▶ What needs to be done
Count the lines below that contain the word "Prof", and reply with only that number.

▶ Extracted records
--- begin ---
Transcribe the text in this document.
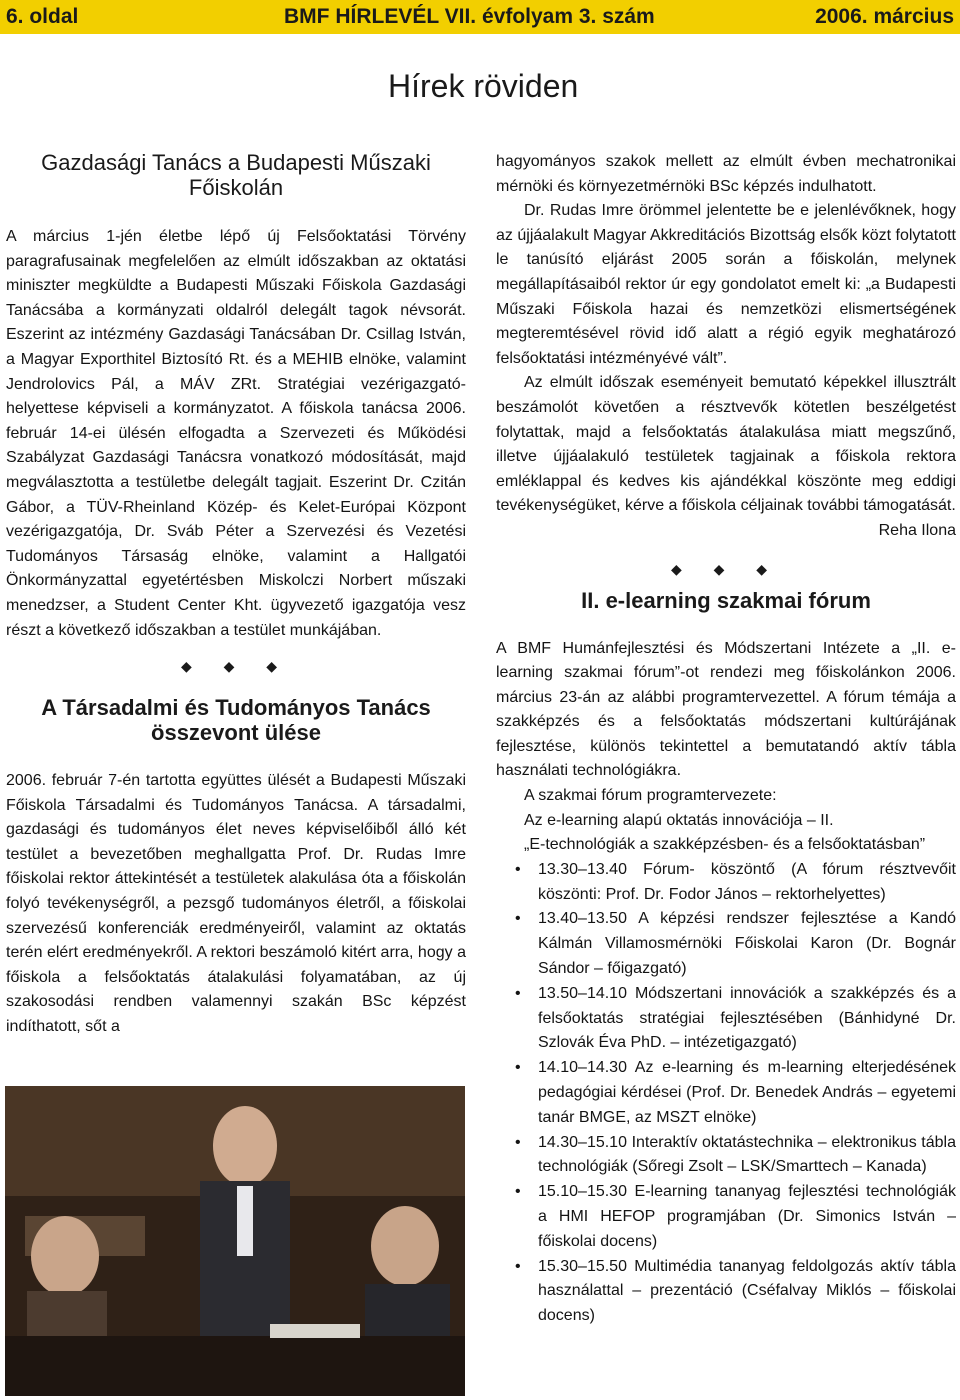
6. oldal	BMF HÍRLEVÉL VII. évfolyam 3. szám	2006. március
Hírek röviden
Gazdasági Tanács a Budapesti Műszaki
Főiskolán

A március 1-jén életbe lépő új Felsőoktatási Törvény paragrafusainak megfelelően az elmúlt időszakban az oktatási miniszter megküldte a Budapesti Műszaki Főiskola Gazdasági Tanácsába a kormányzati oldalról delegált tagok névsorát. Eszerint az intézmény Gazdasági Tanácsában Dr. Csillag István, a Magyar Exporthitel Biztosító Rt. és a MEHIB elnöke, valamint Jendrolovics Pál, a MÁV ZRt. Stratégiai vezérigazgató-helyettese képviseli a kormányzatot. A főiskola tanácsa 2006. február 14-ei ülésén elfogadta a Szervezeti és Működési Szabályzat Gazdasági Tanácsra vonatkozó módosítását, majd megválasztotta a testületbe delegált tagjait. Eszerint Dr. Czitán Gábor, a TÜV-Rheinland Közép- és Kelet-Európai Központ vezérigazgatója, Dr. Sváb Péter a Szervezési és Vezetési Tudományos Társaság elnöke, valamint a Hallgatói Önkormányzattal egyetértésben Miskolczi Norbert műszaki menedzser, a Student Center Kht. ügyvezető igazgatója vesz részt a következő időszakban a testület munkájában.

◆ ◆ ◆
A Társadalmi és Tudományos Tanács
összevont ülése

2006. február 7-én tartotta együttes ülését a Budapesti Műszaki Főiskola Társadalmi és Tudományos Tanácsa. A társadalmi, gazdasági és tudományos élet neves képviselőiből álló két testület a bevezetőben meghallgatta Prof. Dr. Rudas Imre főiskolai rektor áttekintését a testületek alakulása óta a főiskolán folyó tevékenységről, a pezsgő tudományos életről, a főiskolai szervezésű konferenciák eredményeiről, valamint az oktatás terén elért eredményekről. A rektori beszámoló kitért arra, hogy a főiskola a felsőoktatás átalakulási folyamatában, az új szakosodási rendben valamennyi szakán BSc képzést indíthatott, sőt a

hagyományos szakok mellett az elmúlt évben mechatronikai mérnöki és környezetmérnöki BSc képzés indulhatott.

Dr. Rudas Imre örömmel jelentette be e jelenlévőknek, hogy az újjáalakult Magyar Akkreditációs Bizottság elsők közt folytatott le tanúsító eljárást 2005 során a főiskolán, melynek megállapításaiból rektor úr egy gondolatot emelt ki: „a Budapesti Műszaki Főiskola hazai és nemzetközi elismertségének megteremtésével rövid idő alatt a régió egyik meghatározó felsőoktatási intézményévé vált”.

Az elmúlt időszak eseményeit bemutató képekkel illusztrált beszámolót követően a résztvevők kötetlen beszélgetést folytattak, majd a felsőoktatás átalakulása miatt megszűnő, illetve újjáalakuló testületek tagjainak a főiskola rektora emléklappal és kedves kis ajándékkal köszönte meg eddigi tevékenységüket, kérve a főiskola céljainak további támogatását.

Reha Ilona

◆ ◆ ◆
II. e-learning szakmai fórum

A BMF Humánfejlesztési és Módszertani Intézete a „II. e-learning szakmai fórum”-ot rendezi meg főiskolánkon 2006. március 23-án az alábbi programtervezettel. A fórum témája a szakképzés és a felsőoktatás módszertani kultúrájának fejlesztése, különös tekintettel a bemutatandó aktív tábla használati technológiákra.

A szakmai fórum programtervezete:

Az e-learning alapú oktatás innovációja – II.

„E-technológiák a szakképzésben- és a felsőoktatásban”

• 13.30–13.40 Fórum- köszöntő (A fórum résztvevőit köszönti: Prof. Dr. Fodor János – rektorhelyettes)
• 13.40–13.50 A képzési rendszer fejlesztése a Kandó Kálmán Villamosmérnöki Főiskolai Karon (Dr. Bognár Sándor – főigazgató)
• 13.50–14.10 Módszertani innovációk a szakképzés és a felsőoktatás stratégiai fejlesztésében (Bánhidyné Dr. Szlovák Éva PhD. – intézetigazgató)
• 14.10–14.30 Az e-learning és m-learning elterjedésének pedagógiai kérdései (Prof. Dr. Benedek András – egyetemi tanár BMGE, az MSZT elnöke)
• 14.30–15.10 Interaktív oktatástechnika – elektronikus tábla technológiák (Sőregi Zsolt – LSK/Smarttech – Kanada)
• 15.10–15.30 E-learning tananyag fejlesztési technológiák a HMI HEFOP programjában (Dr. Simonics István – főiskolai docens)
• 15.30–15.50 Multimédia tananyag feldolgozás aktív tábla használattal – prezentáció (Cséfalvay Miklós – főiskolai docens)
--- end ---
▶ Task solution
3